• **Aim**
Filter this data down to the lines that hold "spread", and copy them.

• **Input for this task**
-- begin --
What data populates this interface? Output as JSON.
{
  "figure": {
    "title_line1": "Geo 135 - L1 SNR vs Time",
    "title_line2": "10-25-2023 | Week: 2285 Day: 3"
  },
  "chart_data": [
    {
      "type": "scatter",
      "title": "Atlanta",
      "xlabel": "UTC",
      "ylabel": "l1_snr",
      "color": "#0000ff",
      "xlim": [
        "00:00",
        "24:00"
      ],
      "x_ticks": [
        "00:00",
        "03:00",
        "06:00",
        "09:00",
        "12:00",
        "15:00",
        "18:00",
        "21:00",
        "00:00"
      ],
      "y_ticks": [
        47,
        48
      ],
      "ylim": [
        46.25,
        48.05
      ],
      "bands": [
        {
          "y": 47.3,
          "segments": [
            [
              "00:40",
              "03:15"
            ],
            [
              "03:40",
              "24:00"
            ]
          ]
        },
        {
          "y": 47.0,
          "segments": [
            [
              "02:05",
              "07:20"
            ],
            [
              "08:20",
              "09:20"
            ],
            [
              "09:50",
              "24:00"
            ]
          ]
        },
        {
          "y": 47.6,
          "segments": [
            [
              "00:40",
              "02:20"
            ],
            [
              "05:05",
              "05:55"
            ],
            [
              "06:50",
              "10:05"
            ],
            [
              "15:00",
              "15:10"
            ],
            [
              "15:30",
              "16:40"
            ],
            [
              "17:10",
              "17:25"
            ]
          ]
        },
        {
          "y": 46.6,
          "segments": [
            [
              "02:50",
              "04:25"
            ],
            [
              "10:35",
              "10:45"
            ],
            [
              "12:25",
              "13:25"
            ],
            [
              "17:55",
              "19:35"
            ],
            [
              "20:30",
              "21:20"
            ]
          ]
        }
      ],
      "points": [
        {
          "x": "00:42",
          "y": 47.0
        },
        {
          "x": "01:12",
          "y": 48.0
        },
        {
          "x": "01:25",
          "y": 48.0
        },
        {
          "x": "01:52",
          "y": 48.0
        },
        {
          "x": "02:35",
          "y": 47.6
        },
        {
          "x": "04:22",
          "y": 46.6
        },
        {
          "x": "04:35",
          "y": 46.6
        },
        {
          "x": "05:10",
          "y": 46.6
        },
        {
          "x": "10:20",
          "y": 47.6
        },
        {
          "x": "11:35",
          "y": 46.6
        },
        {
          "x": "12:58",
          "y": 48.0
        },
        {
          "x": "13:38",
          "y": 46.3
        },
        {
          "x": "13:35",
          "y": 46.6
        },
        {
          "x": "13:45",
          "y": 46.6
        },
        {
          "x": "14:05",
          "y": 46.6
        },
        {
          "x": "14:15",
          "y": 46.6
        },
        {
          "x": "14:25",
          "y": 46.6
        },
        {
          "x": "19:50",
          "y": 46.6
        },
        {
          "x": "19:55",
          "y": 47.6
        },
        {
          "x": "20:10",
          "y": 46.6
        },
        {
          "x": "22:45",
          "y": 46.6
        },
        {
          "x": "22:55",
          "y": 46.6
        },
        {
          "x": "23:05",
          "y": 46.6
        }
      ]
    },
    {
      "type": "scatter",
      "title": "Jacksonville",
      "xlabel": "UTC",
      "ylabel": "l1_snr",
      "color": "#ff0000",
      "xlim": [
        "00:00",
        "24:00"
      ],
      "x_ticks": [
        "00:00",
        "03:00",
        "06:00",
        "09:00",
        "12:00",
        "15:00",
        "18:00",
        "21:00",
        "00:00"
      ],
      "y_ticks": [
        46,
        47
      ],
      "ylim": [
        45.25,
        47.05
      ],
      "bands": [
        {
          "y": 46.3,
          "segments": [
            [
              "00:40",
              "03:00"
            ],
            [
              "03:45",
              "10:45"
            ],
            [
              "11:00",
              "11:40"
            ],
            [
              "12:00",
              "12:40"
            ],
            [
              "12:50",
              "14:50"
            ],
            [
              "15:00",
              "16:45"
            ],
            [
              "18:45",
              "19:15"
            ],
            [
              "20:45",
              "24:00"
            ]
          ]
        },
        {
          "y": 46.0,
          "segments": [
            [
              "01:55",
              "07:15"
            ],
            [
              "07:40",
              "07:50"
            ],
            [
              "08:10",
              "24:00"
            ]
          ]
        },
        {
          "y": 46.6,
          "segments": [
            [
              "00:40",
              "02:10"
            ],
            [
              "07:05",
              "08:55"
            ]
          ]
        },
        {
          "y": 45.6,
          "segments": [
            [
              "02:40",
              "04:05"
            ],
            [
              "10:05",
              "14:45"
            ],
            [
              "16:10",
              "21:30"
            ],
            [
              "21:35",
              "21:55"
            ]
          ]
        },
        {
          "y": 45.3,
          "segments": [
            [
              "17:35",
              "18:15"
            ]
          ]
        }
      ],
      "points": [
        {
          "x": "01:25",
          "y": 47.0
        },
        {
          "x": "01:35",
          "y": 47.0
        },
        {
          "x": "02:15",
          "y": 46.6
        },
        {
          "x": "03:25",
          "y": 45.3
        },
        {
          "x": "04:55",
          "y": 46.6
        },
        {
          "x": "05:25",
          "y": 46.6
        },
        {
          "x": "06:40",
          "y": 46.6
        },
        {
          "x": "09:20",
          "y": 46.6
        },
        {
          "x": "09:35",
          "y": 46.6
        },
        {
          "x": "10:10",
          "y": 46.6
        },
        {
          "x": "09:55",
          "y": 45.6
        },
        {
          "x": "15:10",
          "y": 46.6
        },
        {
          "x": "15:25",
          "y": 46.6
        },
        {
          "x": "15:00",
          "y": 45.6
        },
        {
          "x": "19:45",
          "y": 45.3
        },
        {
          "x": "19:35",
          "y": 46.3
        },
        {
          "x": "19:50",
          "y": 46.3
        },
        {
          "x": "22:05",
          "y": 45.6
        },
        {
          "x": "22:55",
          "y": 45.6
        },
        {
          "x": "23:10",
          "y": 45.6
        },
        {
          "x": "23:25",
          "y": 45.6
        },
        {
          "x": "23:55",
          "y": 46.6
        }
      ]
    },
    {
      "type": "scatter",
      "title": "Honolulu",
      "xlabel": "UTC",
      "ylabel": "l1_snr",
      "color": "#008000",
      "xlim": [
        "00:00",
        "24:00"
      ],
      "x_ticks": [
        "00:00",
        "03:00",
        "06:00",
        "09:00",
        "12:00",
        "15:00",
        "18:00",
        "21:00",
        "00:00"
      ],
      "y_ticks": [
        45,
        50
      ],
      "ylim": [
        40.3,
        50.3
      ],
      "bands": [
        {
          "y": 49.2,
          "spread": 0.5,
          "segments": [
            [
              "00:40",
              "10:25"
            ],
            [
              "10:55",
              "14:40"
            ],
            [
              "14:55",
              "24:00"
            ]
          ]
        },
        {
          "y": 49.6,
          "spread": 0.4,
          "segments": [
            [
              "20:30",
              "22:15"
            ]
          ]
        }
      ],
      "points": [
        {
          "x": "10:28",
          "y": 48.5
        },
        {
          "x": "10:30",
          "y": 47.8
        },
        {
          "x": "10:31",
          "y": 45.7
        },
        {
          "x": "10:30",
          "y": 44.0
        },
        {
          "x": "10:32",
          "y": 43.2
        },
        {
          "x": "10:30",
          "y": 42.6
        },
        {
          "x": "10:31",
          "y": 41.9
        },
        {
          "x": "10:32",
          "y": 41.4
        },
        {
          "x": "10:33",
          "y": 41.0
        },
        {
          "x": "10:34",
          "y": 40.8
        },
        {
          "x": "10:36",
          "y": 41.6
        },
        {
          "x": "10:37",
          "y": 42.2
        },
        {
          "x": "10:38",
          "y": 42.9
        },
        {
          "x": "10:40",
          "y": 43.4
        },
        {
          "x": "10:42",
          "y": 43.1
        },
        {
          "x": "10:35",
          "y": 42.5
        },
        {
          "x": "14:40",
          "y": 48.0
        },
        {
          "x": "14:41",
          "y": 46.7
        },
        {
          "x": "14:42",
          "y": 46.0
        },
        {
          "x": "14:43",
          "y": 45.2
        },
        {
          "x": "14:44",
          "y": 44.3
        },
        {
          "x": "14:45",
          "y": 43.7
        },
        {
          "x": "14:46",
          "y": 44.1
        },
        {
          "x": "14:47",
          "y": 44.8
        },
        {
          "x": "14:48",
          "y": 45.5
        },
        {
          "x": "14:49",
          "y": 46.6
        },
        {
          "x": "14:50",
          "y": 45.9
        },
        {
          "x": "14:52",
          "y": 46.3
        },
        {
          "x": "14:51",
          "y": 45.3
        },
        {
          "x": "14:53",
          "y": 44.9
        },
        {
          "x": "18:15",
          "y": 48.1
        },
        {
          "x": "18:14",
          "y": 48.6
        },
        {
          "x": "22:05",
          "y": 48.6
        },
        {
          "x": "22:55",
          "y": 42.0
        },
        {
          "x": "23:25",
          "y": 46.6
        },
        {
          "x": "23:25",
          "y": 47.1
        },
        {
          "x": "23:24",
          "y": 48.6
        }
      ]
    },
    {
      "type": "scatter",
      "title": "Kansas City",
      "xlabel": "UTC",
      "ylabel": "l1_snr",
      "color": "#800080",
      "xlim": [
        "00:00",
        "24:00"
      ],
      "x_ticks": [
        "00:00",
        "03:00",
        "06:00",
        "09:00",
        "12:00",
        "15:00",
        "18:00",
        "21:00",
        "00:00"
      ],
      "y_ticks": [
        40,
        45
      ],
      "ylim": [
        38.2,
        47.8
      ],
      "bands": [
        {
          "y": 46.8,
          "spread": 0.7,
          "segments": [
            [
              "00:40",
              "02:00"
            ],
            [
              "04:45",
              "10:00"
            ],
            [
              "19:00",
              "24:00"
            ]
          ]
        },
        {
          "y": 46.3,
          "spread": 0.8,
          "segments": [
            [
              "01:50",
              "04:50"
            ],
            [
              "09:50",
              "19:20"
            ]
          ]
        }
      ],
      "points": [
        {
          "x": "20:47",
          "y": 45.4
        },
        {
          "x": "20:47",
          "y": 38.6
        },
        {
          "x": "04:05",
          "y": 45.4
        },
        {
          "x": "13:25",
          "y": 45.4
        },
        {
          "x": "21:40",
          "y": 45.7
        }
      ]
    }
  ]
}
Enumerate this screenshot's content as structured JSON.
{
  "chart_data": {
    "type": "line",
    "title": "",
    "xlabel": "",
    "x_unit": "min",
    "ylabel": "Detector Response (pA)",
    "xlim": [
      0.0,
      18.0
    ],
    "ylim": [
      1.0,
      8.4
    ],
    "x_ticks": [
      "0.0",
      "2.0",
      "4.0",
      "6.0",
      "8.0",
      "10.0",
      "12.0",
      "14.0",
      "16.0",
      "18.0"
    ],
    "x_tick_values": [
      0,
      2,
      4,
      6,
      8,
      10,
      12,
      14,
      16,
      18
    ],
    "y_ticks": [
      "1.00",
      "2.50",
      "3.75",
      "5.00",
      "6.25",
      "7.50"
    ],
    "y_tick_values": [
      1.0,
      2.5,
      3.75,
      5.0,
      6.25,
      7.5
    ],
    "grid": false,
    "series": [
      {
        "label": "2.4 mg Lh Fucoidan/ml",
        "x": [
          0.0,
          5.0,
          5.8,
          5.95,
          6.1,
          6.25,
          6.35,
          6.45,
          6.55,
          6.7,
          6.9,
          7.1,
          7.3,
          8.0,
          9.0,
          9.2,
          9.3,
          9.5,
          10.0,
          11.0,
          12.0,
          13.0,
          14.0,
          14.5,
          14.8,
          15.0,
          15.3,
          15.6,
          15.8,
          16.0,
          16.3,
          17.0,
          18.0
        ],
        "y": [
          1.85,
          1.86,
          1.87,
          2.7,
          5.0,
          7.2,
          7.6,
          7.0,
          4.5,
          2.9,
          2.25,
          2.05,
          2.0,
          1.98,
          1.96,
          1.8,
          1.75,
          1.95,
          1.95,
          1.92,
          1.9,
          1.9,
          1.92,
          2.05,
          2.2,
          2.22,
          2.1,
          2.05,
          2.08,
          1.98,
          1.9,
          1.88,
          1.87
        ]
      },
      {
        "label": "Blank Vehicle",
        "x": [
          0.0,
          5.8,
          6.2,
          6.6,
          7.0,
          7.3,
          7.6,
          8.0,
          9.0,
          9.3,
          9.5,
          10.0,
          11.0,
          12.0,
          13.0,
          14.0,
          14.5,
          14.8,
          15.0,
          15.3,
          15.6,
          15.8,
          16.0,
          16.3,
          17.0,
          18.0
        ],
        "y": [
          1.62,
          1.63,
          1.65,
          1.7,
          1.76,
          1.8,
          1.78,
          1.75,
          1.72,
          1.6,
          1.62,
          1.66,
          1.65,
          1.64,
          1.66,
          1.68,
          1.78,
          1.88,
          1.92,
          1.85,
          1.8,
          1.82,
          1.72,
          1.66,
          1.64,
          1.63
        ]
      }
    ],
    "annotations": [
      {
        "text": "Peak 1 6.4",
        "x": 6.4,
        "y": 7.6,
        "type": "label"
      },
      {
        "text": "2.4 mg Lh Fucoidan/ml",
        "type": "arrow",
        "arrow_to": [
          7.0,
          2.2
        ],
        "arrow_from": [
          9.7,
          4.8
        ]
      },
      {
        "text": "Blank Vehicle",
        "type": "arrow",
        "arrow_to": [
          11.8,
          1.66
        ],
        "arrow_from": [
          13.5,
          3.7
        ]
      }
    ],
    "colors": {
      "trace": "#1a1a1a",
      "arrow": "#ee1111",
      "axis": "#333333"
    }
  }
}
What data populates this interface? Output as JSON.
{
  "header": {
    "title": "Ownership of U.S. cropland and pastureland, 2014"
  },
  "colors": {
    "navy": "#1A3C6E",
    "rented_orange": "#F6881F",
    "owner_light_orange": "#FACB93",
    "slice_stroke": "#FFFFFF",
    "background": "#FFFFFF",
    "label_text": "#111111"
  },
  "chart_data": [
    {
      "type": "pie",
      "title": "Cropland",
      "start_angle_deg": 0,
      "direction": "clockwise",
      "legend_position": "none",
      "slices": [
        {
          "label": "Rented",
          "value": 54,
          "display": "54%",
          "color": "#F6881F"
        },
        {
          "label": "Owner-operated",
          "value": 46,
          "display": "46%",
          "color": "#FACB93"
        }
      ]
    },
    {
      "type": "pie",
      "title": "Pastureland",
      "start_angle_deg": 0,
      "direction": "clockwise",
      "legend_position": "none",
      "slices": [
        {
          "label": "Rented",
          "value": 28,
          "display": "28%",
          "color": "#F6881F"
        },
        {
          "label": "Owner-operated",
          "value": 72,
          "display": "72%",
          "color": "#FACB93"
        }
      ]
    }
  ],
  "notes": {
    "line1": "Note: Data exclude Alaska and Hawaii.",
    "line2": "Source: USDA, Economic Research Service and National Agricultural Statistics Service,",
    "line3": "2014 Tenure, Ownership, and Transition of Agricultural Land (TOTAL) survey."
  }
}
-- end --
• **Task solution**
          "spread": 0.5,
          "spread": 0.4,
          "spread": 0.7,
          "spread": 0.8,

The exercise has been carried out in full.